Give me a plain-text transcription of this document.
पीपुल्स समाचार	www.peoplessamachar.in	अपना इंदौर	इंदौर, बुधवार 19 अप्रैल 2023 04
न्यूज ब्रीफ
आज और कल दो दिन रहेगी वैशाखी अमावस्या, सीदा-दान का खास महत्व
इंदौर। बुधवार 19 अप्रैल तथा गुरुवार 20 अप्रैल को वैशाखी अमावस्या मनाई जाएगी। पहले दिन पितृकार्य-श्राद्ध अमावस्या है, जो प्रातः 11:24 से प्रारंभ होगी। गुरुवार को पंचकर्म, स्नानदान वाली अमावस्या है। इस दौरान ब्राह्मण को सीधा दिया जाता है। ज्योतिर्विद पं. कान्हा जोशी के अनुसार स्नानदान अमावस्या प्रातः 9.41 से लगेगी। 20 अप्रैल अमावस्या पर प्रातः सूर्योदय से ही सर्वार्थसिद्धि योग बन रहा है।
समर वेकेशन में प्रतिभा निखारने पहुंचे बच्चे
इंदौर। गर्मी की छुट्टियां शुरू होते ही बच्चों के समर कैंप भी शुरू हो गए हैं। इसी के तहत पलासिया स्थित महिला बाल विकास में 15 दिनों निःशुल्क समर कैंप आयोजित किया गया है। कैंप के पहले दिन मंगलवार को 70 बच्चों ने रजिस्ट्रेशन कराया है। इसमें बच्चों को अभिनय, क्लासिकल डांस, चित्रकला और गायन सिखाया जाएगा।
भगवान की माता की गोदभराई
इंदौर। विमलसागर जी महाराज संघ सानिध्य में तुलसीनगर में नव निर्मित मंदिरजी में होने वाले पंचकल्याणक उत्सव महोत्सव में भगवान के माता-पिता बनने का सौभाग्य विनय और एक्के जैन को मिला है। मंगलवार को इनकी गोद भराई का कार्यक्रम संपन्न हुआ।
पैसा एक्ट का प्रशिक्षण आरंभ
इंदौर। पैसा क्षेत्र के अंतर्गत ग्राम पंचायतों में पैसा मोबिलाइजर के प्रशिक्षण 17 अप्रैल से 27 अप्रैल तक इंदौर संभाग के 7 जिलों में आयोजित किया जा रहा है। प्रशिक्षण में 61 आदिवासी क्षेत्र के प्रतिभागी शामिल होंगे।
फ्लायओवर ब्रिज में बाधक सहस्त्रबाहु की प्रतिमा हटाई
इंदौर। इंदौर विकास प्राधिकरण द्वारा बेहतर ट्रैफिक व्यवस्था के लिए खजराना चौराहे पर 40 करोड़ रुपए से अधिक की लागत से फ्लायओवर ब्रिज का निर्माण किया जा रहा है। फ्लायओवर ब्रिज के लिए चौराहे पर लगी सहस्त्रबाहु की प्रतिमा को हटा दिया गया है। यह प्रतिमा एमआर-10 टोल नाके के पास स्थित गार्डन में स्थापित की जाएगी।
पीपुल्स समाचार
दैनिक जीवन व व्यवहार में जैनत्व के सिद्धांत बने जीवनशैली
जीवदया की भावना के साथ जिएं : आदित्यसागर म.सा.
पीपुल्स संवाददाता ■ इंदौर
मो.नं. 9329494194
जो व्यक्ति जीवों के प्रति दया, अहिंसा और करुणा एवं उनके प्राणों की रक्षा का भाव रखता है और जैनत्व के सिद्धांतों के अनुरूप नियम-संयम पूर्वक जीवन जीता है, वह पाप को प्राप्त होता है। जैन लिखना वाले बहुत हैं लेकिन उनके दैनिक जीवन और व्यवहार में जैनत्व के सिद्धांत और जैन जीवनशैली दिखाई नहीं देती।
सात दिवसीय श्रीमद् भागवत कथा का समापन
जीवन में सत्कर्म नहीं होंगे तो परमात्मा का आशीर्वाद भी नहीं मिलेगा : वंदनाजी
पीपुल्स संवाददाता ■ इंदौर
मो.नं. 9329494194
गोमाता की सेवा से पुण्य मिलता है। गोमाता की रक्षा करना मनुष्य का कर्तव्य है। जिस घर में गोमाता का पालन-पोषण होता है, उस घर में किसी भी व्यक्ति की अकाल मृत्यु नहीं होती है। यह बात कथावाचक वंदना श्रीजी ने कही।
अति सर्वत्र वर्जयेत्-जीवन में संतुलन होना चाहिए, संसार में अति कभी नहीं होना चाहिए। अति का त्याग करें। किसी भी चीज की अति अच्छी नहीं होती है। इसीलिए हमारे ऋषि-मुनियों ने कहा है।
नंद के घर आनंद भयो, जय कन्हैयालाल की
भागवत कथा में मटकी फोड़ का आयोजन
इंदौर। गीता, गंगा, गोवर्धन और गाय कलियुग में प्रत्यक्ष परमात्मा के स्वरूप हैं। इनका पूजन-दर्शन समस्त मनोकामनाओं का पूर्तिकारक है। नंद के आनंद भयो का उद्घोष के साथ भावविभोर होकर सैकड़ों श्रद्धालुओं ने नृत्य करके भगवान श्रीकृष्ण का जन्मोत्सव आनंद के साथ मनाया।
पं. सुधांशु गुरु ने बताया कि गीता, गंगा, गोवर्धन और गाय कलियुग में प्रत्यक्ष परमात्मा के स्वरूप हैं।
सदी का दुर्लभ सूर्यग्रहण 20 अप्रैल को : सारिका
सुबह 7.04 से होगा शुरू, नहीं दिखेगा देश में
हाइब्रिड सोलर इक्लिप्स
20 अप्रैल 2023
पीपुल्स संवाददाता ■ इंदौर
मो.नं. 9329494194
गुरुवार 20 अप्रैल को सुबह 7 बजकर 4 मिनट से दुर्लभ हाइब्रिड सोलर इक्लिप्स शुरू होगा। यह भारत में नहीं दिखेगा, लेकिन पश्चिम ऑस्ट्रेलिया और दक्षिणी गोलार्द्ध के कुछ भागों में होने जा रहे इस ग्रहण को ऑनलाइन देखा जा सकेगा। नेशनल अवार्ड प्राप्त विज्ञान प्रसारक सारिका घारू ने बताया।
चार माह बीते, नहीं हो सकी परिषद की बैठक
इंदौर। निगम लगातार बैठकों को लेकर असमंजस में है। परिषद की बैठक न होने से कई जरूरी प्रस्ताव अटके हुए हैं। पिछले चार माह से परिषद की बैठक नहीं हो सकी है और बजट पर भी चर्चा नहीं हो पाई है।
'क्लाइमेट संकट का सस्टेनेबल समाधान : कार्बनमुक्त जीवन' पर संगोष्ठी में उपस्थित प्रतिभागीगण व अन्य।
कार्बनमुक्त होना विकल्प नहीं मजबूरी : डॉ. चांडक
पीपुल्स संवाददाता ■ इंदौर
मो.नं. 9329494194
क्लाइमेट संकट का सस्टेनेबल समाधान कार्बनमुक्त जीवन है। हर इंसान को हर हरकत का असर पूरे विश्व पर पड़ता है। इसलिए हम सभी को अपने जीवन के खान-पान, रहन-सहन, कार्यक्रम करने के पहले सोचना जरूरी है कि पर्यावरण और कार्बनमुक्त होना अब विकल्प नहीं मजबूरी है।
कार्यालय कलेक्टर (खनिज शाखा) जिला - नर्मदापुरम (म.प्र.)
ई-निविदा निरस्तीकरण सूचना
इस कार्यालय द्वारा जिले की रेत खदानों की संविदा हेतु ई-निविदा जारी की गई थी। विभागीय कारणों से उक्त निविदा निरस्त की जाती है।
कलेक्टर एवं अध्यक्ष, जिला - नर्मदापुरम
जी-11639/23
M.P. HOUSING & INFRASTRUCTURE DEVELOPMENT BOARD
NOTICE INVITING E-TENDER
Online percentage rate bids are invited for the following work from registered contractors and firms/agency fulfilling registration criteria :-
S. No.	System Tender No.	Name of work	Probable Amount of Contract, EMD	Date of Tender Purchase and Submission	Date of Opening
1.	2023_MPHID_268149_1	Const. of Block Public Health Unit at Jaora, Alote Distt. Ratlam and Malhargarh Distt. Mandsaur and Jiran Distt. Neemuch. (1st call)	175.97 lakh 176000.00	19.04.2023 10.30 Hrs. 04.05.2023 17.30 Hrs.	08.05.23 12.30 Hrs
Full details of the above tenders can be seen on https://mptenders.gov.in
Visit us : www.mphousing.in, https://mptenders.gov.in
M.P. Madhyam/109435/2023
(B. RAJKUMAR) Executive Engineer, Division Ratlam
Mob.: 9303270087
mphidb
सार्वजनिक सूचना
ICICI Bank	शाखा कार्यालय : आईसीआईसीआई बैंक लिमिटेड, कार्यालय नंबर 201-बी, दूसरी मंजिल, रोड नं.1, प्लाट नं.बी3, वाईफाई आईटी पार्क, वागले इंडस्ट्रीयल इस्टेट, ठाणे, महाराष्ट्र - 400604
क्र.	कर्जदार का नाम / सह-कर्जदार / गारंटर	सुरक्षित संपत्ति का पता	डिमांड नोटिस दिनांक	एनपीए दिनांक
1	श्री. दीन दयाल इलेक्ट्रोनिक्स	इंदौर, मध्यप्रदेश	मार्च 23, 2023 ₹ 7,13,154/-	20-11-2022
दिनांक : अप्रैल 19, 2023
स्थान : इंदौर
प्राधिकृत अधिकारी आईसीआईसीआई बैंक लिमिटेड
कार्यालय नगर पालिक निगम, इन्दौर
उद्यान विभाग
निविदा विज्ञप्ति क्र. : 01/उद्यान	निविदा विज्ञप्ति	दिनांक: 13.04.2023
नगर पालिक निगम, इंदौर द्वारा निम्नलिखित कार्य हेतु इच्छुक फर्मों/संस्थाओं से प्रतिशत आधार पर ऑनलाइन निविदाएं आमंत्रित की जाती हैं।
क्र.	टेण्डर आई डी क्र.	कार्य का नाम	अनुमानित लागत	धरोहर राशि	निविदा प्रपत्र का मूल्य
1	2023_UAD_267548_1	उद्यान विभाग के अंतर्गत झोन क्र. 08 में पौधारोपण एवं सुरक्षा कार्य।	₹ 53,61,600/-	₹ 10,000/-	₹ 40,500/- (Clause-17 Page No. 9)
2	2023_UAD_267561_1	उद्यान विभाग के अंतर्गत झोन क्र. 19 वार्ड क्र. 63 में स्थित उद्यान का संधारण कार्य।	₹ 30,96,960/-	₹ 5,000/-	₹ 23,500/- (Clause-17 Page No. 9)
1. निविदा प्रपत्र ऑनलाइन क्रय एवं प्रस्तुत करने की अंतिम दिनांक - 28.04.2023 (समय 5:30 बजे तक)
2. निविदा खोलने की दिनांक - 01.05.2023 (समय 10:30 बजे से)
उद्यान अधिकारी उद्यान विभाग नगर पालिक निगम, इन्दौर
================
Task requirements:
Select and copy every line of the listing with the word "Page".

Output for this task:
1	2023_UAD_267548_1	उद्यान विभाग के अंतर्गत झोन क्र. 08 में पौधारोपण एवं सुरक्षा कार्य।	₹ 53,61,600/-	₹ 10,000/-	₹ 40,500/- (Clause-17 Page No. 9)
2	2023_UAD_267561_1	उद्यान विभाग के अंतर्गत झोन क्र. 19 वार्ड क्र. 63 में स्थित उद्यान का संधारण कार्य।	₹ 30,96,960/-	₹ 5,000/-	₹ 23,500/- (Clause-17 Page No. 9)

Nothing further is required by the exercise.